- [WHAT IS EXPECTED] Among the entries, which lines carry the string "sōng"? Copy each of them.

- [RECORDS FOR THIS TASK]

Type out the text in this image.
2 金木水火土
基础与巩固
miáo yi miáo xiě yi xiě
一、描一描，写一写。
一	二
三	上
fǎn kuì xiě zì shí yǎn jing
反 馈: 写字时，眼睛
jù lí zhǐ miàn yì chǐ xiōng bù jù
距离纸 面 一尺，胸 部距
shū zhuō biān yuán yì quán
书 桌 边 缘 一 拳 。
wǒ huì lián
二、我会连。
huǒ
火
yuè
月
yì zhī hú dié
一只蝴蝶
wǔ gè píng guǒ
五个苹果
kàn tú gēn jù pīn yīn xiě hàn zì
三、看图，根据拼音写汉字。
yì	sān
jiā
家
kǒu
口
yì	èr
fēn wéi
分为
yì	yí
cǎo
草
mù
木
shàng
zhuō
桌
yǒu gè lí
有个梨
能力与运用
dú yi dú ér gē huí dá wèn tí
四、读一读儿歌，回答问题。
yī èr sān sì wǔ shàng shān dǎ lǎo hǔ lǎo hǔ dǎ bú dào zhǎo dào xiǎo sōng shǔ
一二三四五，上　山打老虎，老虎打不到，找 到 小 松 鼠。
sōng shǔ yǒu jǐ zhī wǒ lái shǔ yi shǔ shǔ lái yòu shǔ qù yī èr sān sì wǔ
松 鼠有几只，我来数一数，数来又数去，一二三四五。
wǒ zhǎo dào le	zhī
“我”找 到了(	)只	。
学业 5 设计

- [WRITTEN REPLY]
yī èr sān sì wǔ shàng shān dǎ lǎo hǔ lǎo hǔ dǎ bú dào zhǎo dào xiǎo sōng shǔ
sōng shǔ yǒu jǐ zhī wǒ lái shǔ yi shǔ shǔ lái yòu shǔ qù yī èr sān sì wǔ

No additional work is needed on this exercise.